WHAT TO WORK ON: From the entries below, copy every line that holds the word "plus".

EXCERPTED RECORDS:
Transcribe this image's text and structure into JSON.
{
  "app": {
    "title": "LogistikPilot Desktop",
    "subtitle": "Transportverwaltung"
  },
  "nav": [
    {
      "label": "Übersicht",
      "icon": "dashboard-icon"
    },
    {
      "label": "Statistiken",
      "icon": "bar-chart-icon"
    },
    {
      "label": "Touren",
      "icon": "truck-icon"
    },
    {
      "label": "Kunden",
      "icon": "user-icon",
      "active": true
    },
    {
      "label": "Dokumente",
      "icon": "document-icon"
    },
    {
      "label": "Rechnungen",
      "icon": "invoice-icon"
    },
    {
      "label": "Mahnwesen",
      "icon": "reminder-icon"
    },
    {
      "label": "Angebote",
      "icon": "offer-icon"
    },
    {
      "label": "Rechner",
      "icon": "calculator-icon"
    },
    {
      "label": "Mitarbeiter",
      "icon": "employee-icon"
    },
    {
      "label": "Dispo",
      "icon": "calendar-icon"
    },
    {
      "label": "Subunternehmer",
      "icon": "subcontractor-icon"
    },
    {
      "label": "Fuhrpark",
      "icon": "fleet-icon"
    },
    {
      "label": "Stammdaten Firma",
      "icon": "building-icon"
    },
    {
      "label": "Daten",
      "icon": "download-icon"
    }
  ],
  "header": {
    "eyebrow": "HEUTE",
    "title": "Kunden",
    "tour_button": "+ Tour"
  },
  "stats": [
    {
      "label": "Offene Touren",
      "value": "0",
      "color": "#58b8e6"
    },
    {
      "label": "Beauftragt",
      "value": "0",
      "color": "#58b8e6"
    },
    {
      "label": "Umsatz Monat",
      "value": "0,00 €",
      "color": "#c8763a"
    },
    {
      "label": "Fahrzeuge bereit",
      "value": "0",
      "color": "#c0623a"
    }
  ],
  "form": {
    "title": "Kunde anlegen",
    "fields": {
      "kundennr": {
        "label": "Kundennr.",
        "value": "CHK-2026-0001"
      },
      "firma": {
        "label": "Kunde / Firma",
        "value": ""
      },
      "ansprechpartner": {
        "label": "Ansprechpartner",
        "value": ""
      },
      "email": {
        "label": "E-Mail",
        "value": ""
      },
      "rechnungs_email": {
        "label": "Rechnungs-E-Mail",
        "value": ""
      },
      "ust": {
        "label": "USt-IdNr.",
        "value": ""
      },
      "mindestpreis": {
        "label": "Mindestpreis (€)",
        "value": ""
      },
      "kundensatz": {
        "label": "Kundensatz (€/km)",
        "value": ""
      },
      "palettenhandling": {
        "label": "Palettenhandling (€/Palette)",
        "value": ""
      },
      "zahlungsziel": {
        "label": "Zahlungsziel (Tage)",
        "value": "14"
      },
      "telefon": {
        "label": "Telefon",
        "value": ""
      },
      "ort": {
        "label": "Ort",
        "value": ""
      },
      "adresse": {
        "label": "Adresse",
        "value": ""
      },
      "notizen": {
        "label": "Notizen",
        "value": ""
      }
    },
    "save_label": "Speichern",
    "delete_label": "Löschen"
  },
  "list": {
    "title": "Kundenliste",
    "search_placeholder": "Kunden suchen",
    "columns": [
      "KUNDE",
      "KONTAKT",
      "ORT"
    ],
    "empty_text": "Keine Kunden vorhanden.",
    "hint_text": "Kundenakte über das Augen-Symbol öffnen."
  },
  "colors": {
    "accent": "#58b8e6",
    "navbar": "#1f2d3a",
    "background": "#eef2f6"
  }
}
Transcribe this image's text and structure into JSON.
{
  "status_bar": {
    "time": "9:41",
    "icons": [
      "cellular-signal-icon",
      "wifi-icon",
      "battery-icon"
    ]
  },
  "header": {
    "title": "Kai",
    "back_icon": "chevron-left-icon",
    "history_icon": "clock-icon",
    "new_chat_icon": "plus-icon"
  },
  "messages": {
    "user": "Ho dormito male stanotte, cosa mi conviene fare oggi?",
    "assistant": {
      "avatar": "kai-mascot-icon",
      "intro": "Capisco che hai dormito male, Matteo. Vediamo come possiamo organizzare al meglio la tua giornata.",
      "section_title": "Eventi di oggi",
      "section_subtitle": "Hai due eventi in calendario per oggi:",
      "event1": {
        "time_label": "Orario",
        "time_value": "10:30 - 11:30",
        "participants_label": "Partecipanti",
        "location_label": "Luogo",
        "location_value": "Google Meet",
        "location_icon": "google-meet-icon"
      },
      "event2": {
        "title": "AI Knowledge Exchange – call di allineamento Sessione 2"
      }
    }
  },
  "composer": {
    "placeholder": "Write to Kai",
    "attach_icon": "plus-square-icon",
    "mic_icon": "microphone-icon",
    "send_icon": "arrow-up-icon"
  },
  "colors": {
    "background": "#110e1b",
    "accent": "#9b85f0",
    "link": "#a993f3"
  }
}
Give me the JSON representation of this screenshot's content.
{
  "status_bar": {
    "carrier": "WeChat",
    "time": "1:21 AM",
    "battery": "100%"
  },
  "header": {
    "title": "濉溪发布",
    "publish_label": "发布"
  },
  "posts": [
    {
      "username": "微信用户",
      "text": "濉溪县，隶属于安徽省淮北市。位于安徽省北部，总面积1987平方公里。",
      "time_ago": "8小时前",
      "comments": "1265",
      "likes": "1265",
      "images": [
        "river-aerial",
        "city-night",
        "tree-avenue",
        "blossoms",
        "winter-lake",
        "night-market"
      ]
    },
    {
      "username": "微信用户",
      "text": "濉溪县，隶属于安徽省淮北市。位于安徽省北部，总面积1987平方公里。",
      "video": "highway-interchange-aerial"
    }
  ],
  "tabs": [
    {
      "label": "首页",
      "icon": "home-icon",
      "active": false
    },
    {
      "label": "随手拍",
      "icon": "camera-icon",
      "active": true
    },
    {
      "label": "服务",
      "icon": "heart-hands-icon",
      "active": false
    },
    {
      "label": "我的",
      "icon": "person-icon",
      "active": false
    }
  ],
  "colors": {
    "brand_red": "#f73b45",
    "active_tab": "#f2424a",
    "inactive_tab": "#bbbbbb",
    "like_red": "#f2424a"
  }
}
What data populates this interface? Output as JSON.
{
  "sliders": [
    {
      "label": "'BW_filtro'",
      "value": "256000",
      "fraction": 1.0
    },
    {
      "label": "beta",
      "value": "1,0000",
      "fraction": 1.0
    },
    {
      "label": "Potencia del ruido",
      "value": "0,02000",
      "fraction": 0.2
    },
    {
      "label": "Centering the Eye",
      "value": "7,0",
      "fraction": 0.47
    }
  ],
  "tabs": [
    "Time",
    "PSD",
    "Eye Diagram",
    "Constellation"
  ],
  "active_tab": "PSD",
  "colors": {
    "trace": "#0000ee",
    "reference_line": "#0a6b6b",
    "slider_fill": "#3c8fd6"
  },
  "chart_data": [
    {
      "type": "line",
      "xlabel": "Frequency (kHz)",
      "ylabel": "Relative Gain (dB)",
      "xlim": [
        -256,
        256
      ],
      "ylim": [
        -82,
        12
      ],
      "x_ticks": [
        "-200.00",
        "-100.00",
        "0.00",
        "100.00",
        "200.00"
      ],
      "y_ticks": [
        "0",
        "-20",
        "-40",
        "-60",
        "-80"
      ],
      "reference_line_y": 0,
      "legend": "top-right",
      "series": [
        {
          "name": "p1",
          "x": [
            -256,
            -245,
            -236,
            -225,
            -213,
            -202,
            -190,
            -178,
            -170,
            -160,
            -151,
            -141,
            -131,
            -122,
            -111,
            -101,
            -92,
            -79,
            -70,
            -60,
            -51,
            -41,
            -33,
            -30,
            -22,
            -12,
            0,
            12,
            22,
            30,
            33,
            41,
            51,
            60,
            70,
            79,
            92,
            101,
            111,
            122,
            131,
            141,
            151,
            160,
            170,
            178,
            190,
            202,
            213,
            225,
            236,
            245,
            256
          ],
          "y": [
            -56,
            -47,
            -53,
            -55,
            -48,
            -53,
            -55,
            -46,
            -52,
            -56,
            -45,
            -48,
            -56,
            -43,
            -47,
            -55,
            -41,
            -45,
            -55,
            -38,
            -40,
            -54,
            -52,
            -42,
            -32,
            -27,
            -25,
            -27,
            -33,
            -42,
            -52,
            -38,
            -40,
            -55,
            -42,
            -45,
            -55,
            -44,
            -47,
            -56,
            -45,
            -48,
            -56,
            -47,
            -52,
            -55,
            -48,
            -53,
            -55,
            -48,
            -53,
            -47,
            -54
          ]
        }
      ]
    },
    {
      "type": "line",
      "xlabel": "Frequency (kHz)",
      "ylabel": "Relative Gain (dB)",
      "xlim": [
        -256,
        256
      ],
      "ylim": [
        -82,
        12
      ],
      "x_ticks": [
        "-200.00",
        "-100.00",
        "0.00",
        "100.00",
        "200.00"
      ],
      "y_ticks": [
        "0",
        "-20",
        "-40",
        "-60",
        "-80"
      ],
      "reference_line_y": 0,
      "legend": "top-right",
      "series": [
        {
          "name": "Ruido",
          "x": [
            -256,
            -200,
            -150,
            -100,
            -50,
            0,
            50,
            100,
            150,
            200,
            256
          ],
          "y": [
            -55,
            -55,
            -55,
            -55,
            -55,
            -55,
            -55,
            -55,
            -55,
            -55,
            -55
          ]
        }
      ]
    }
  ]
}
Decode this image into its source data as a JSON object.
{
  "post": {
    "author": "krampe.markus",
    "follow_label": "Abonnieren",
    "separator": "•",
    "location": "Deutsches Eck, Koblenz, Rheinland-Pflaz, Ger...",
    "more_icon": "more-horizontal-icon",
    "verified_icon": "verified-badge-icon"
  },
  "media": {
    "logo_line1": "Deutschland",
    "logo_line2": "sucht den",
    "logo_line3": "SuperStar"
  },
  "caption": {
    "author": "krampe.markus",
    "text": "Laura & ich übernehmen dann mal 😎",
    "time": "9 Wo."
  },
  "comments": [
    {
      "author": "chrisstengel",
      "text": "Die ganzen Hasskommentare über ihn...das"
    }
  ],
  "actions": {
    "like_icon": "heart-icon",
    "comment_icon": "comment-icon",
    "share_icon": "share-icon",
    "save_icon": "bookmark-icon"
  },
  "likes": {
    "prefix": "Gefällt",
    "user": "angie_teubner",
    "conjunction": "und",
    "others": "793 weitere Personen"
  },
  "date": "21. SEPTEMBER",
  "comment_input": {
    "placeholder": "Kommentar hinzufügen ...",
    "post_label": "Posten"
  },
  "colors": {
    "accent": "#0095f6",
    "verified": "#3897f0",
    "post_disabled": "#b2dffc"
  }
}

THE ANSWER:
    "new_chat_icon": "plus-icon"
    "attach_icon": "plus-square-icon",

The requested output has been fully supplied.